• [Exercise prompt] Write out the listing below in full and exactly, leaving out every picture.

-- START OF Dataset entries --

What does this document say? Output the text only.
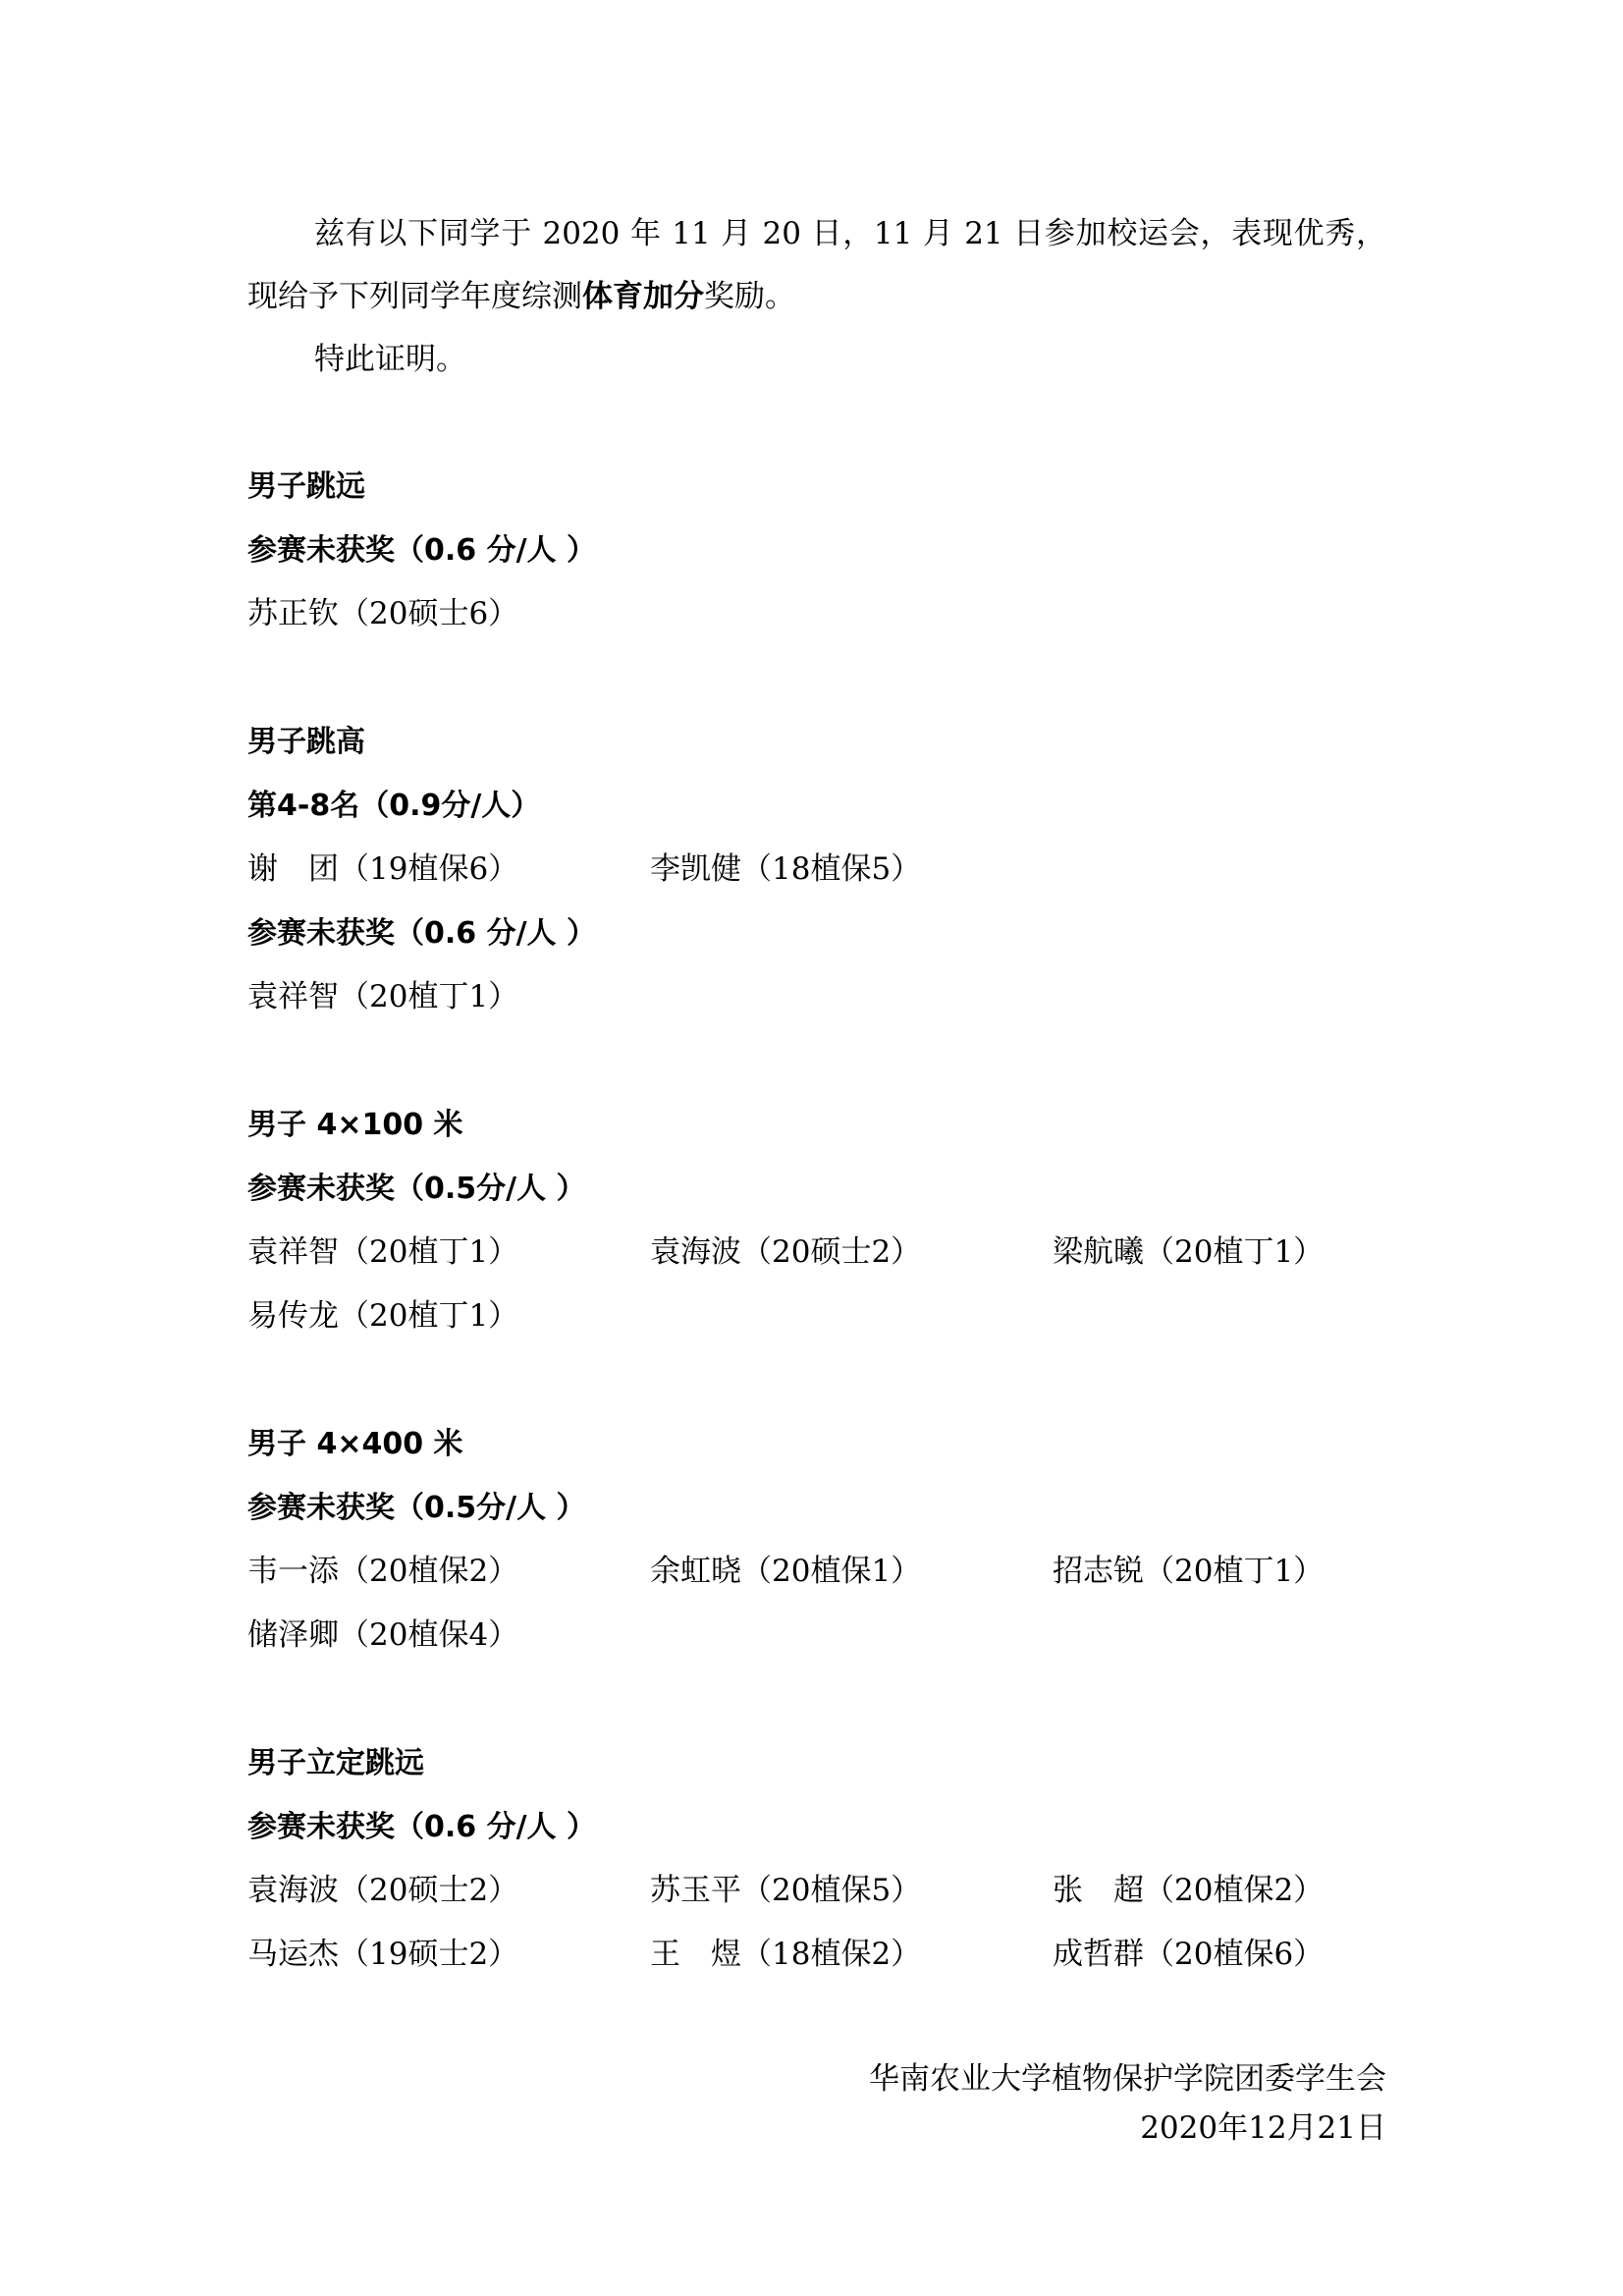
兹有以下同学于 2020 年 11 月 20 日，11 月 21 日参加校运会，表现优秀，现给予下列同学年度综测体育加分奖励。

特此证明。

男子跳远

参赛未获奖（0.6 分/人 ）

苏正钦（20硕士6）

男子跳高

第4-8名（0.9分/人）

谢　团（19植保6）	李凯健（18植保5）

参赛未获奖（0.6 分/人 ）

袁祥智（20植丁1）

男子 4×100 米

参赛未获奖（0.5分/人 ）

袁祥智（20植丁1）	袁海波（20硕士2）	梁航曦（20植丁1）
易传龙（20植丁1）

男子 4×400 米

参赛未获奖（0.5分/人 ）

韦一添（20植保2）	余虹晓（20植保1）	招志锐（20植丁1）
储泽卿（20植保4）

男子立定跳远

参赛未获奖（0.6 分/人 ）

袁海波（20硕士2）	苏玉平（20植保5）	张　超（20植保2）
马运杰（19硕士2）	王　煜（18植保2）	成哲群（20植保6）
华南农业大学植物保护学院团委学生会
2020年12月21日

-- END OF Dataset entries --

• [Reply]
What does this document say? Output the text only.
兹有以下同学于 2020 年 11 月 20 日，11 月 21 日参加校运会，表现优秀，现给予下列同学年度综测体育加分奖励。

特此证明。

男子跳远

参赛未获奖（0.6 分/人 ）

苏正钦（20硕士6）

男子跳高

第4-8名（0.9分/人）

谢　团（19植保6）	李凯健（18植保5）

参赛未获奖（0.6 分/人 ）

袁祥智（20植丁1）

男子 4×100 米

参赛未获奖（0.5分/人 ）

袁祥智（20植丁1）	袁海波（20硕士2）	梁航曦（20植丁1）
易传龙（20植丁1）

男子 4×400 米

参赛未获奖（0.5分/人 ）

韦一添（20植保2）	余虹晓（20植保1）	招志锐（20植丁1）
储泽卿（20植保4）

男子立定跳远

参赛未获奖（0.6 分/人 ）

袁海波（20硕士2）	苏玉平（20植保5）	张　超（20植保2）
马运杰（19硕士2）	王　煜（18植保2）	成哲群（20植保6）
华南农业大学植物保护学院团委学生会
2020年12月21日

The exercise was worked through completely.